_Task statement_
Copy every record below exactly.

_Records for the exercise_
--- Start ---

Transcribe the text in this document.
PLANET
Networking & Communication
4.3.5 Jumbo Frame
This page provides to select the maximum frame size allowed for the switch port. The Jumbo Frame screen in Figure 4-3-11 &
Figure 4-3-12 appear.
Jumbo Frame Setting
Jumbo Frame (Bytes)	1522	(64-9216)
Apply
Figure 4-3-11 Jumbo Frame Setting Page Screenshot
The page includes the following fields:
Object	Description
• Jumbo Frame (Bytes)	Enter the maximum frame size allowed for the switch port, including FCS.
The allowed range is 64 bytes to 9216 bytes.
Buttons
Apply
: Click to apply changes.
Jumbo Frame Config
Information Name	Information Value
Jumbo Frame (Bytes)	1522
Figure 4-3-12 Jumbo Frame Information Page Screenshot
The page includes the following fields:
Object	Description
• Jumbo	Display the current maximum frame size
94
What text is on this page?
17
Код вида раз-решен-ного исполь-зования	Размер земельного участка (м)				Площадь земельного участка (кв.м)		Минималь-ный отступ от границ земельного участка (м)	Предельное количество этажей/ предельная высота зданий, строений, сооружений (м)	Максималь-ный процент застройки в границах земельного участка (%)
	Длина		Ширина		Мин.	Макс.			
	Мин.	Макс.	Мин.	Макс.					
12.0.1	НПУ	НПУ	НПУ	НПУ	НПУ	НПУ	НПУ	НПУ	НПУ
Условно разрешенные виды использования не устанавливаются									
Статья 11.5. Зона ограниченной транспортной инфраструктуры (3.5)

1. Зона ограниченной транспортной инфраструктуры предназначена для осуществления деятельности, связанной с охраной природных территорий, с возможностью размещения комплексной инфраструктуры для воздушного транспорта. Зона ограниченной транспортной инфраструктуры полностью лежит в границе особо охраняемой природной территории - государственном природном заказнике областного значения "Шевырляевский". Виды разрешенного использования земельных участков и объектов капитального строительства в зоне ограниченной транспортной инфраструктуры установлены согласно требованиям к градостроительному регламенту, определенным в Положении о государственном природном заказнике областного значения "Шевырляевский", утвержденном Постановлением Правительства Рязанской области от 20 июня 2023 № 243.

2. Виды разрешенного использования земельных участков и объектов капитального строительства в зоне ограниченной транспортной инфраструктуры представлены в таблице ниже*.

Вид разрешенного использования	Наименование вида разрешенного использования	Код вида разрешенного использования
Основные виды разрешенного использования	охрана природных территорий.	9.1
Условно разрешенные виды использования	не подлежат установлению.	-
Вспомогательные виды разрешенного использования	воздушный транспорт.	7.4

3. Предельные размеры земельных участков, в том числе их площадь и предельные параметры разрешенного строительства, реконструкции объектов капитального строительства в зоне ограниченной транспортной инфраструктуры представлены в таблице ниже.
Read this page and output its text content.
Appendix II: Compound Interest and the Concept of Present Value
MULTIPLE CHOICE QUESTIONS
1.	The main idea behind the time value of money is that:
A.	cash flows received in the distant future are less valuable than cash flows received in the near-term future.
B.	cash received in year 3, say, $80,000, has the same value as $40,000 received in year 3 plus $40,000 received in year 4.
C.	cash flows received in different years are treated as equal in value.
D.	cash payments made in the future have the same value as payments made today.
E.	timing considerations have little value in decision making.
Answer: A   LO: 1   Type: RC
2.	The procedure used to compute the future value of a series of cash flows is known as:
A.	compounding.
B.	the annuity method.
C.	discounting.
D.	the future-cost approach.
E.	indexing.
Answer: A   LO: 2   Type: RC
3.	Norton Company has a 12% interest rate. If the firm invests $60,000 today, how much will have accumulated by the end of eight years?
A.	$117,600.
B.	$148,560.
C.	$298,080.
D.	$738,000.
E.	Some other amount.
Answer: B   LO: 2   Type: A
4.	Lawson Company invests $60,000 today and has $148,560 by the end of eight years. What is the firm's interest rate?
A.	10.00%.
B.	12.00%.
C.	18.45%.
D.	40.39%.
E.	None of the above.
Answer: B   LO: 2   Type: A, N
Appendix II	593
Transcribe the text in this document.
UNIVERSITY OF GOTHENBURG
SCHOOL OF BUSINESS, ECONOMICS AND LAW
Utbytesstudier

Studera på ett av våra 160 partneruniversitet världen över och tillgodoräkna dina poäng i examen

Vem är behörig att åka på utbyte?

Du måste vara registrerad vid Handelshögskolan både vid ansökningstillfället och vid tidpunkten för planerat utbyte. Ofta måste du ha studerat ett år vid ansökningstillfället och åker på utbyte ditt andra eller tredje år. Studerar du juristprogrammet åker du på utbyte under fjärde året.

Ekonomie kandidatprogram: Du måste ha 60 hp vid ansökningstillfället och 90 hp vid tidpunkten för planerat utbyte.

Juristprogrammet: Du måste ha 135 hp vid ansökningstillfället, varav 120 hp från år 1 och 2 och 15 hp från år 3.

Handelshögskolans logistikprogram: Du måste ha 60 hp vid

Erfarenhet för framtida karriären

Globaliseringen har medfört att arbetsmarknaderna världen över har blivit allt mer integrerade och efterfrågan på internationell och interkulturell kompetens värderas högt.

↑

--- End ---

_Expected answer_
Transcribe the text in this document.
PLANET
Networking & Communication
4.3.5 Jumbo Frame
This page provides to select the maximum frame size allowed for the switch port. The Jumbo Frame screen in Figure 4-3-11 &
Figure 4-3-12 appear.
Jumbo Frame Setting
Jumbo Frame (Bytes)	1522	(64-9216)
Apply
Figure 4-3-11 Jumbo Frame Setting Page Screenshot
The page includes the following fields:
Object	Description
• Jumbo Frame (Bytes)	Enter the maximum frame size allowed for the switch port, including FCS.
The allowed range is 64 bytes to 9216 bytes.
Buttons
Apply
: Click to apply changes.
Jumbo Frame Config
Information Name	Information Value
Jumbo Frame (Bytes)	1522
Figure 4-3-12 Jumbo Frame Information Page Screenshot
The page includes the following fields:
Object	Description
• Jumbo	Display the current maximum frame size
94
What text is on this page?
17
Код вида раз-решен-ного исполь-зования	Размер земельного участка (м)				Площадь земельного участка (кв.м)		Минималь-ный отступ от границ земельного участка (м)	Предельное количество этажей/ предельная высота зданий, строений, сооружений (м)	Максималь-ный процент застройки в границах земельного участка (%)
	Длина		Ширина		Мин.	Макс.			
	Мин.	Макс.	Мин.	Макс.					
12.0.1	НПУ	НПУ	НПУ	НПУ	НПУ	НПУ	НПУ	НПУ	НПУ
Условно разрешенные виды использования не устанавливаются									
Статья 11.5. Зона ограниченной транспортной инфраструктуры (3.5)

1. Зона ограниченной транспортной инфраструктуры предназначена для осуществления деятельности, связанной с охраной природных территорий, с возможностью размещения комплексной инфраструктуры для воздушного транспорта. Зона ограниченной транспортной инфраструктуры полностью лежит в границе особо охраняемой природной территории - государственном природном заказнике областного значения "Шевырляевский". Виды разрешенного использования земельных участков и объектов капитального строительства в зоне ограниченной транспортной инфраструктуры установлены согласно требованиям к градостроительному регламенту, определенным в Положении о государственном природном заказнике областного значения "Шевырляевский", утвержденном Постановлением Правительства Рязанской области от 20 июня 2023 № 243.

2. Виды разрешенного использования земельных участков и объектов капитального строительства в зоне ограниченной транспортной инфраструктуры представлены в таблице ниже*.

Вид разрешенного использования	Наименование вида разрешенного использования	Код вида разрешенного использования
Основные виды разрешенного использования	охрана природных территорий.	9.1
Условно разрешенные виды использования	не подлежат установлению.	-
Вспомогательные виды разрешенного использования	воздушный транспорт.	7.4

3. Предельные размеры земельных участков, в том числе их площадь и предельные параметры разрешенного строительства, реконструкции объектов капитального строительства в зоне ограниченной транспортной инфраструктуры представлены в таблице ниже.
Read this page and output its text content.
Appendix II: Compound Interest and the Concept of Present Value
MULTIPLE CHOICE QUESTIONS
1.	The main idea behind the time value of money is that:
A.	cash flows received in the distant future are less valuable than cash flows received in the near-term future.
B.	cash received in year 3, say, $80,000, has the same value as $40,000 received in year 3 plus $40,000 received in year 4.
C.	cash flows received in different years are treated as equal in value.
D.	cash payments made in the future have the same value as payments made today.
E.	timing considerations have little value in decision making.
Answer: A   LO: 1   Type: RC
2.	The procedure used to compute the future value of a series of cash flows is known as:
A.	compounding.
B.	the annuity method.
C.	discounting.
D.	the future-cost approach.
E.	indexing.
Answer: A   LO: 2   Type: RC
3.	Norton Company has a 12% interest rate. If the firm invests $60,000 today, how much will have accumulated by the end of eight years?
A.	$117,600.
B.	$148,560.
C.	$298,080.
D.	$738,000.
E.	Some other amount.
Answer: B   LO: 2   Type: A
4.	Lawson Company invests $60,000 today and has $148,560 by the end of eight years. What is the firm's interest rate?
A.	10.00%.
B.	12.00%.
C.	18.45%.
D.	40.39%.
E.	None of the above.
Answer: B   LO: 2   Type: A, N
Appendix II	593
Transcribe the text in this document.
UNIVERSITY OF GOTHENBURG
SCHOOL OF BUSINESS, ECONOMICS AND LAW
Utbytesstudier

Studera på ett av våra 160 partneruniversitet världen över och tillgodoräkna dina poäng i examen

Vem är behörig att åka på utbyte?

Du måste vara registrerad vid Handelshögskolan både vid ansökningstillfället och vid tidpunkten för planerat utbyte. Ofta måste du ha studerat ett år vid ansökningstillfället och åker på utbyte ditt andra eller tredje år. Studerar du juristprogrammet åker du på utbyte under fjärde året.

Ekonomie kandidatprogram: Du måste ha 60 hp vid ansökningstillfället och 90 hp vid tidpunkten för planerat utbyte.

Juristprogrammet: Du måste ha 135 hp vid ansökningstillfället, varav 120 hp från år 1 och 2 och 15 hp från år 3.

Handelshögskolans logistikprogram: Du måste ha 60 hp vid

Erfarenhet för framtida karriären

Globaliseringen har medfört att arbetsmarknaderna världen över har blivit allt mer integrerade och efterfrågan på internationell och interkulturell kompetens värderas högt.

↑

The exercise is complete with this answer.